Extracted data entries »
★ ★ ★
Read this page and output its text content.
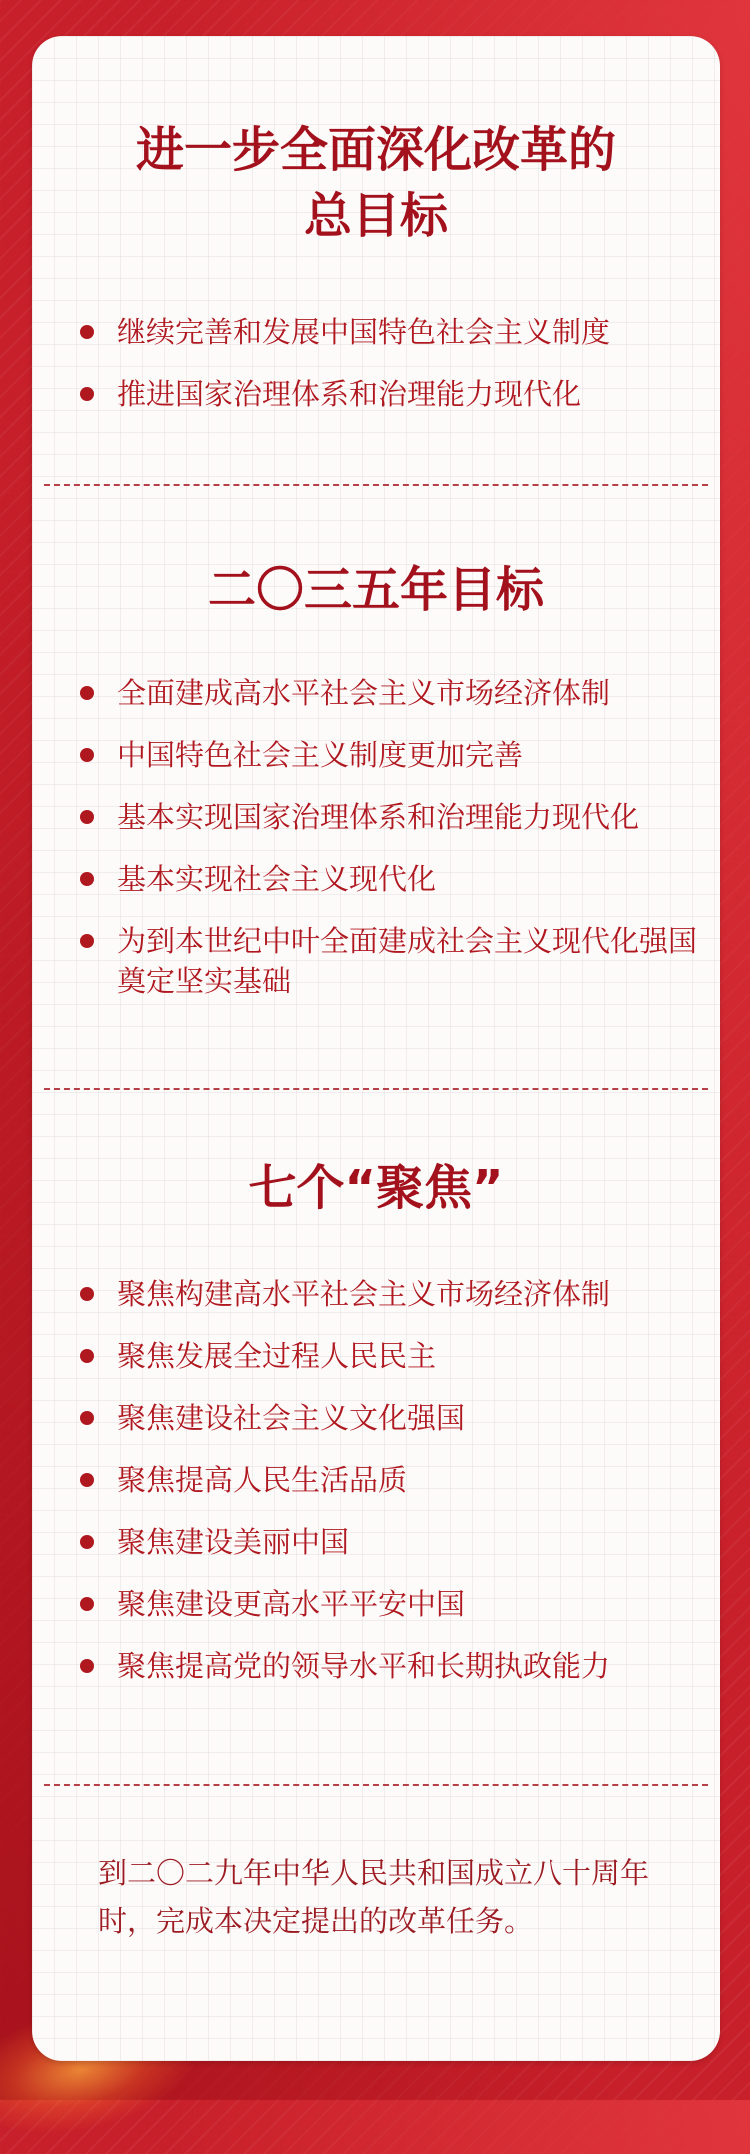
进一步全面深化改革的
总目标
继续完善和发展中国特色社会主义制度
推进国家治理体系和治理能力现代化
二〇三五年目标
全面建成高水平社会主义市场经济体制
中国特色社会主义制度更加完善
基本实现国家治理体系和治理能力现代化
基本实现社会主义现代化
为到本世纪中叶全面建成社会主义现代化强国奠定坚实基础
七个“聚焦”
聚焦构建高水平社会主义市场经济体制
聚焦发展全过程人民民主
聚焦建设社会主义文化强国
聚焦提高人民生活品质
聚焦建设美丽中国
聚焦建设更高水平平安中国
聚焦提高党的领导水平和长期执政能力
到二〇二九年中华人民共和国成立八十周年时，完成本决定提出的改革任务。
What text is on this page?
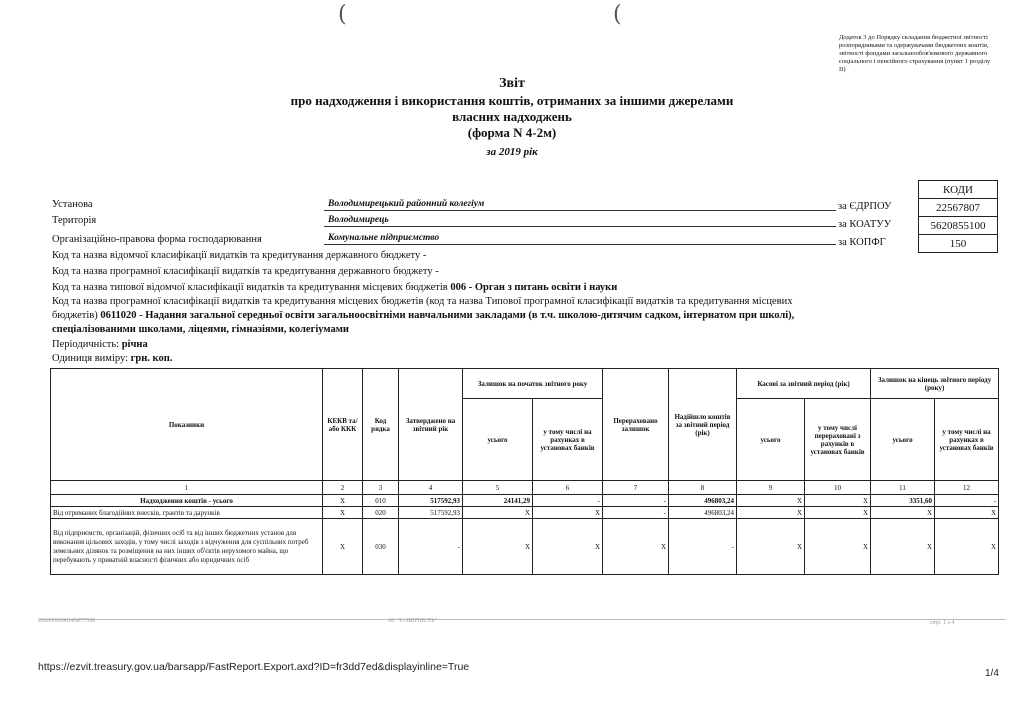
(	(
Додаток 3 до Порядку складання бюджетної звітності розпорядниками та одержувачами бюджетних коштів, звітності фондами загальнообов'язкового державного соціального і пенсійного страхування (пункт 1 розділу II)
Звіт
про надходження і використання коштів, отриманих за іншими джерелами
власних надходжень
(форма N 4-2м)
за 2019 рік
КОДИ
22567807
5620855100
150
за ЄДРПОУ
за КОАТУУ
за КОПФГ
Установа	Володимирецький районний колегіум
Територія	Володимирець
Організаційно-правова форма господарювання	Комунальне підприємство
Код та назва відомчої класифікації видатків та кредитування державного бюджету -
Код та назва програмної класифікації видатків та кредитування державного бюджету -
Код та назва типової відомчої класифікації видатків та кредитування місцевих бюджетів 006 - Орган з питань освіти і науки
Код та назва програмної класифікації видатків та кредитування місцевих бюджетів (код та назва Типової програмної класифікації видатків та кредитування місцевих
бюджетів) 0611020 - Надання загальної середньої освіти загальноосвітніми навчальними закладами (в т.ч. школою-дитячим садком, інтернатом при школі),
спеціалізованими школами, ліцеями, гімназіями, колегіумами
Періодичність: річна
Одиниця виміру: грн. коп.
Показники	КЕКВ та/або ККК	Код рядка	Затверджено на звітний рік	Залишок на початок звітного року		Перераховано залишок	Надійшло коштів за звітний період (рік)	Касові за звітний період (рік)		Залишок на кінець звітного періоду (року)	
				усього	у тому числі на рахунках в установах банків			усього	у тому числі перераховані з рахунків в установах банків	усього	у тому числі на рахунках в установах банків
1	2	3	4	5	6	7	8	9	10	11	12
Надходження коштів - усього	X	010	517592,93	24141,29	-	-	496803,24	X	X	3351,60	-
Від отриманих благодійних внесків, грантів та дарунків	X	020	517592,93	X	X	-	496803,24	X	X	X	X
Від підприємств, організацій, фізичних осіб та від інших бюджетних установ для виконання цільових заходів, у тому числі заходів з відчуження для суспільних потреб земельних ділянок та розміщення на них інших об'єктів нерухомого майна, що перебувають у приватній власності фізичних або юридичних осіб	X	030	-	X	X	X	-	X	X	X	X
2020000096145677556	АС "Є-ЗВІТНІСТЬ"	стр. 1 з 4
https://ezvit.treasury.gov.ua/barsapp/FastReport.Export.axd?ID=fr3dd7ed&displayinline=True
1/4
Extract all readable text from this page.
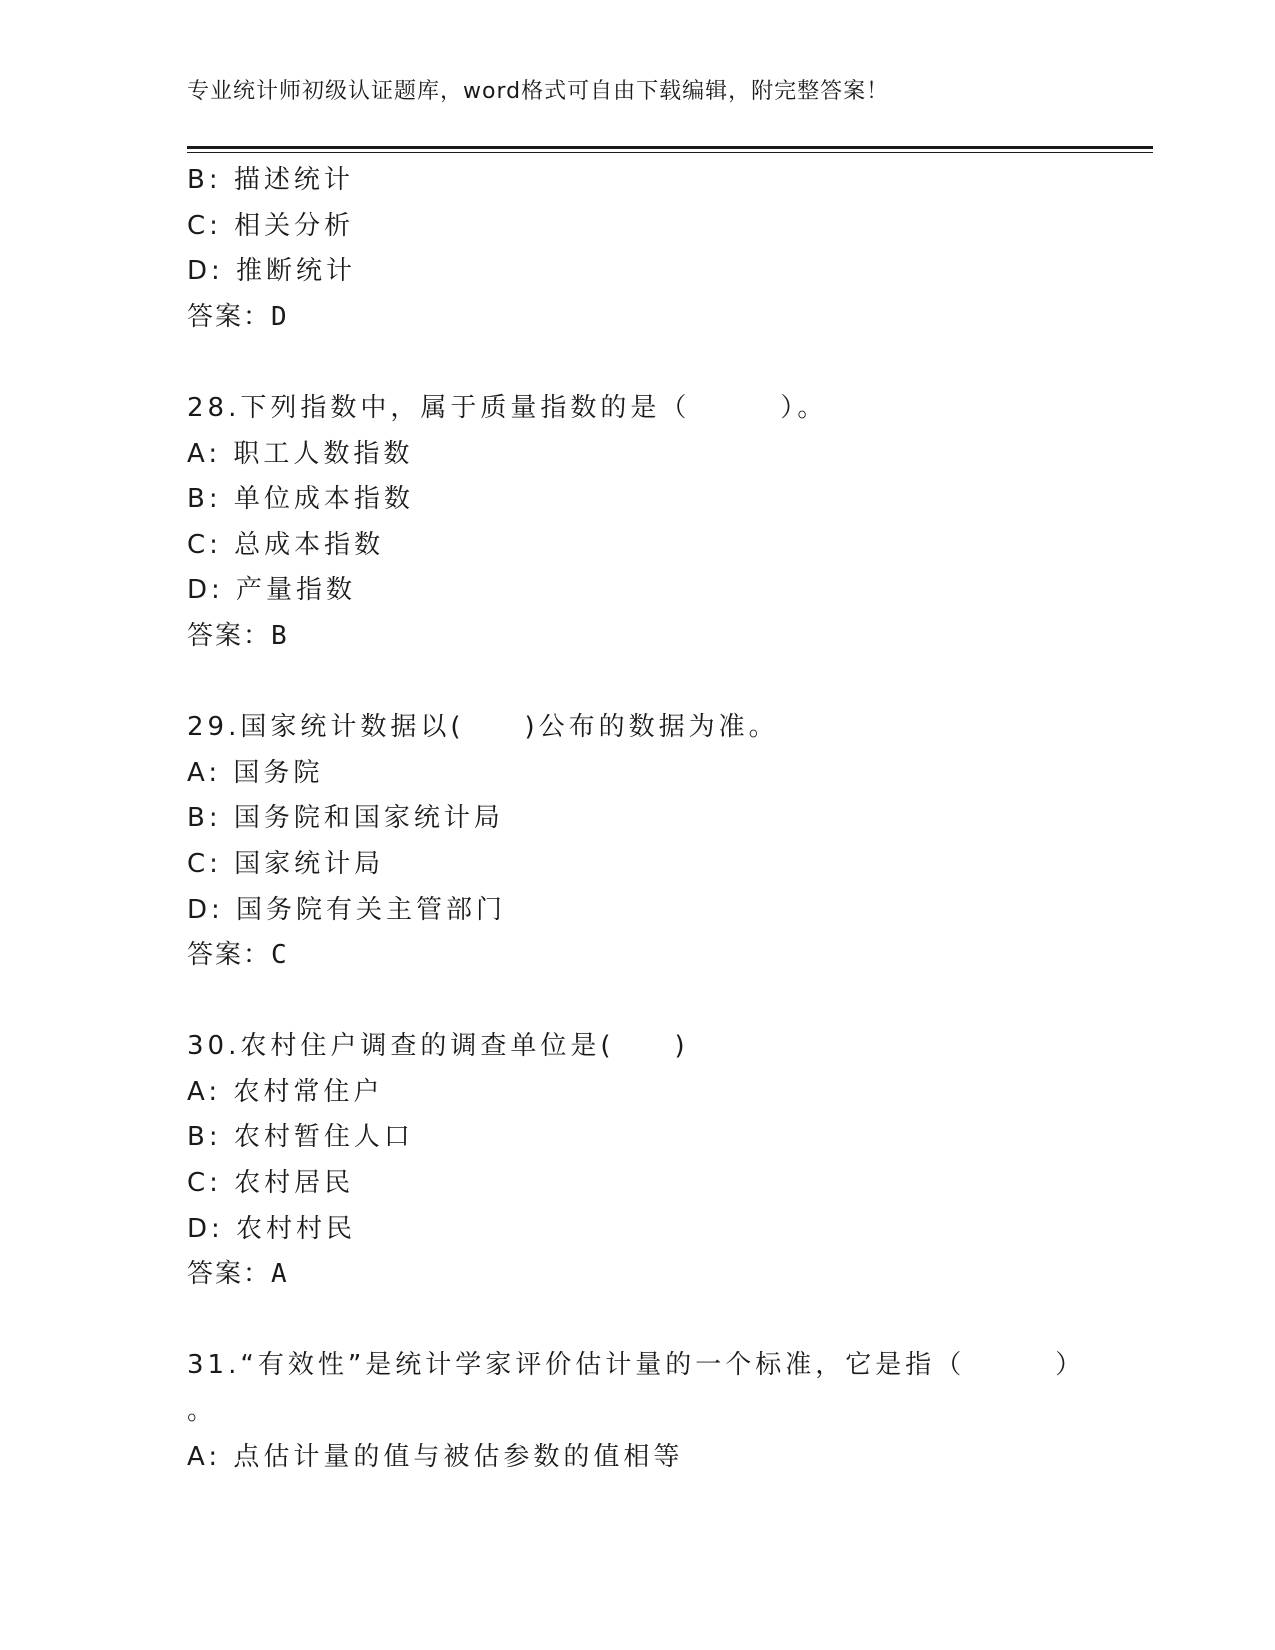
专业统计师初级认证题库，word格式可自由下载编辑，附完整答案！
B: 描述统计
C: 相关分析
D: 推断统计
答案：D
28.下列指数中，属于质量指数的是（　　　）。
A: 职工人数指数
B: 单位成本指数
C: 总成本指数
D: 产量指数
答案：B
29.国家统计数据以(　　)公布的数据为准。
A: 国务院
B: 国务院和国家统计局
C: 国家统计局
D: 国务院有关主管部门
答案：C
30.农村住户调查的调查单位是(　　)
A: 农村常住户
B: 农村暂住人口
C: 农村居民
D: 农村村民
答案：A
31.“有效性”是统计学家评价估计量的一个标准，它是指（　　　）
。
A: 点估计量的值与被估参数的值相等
★ ★ ★
Work instructions » Return all the lines that contain the string "назва".

Written answer »
Код та назва відомчої класифікації видатків та кредитування державного бюджету -
Код та назва програмної класифікації видатків та кредитування державного бюджету -
Код та назва типової відомчої класифікації видатків та кредитування місцевих бюджетів 006 - Орган з питань освіти і науки
Код та назва програмної класифікації видатків та кредитування місцевих бюджетів (код та назва Типової програмної класифікації видатків та кредитування місцевих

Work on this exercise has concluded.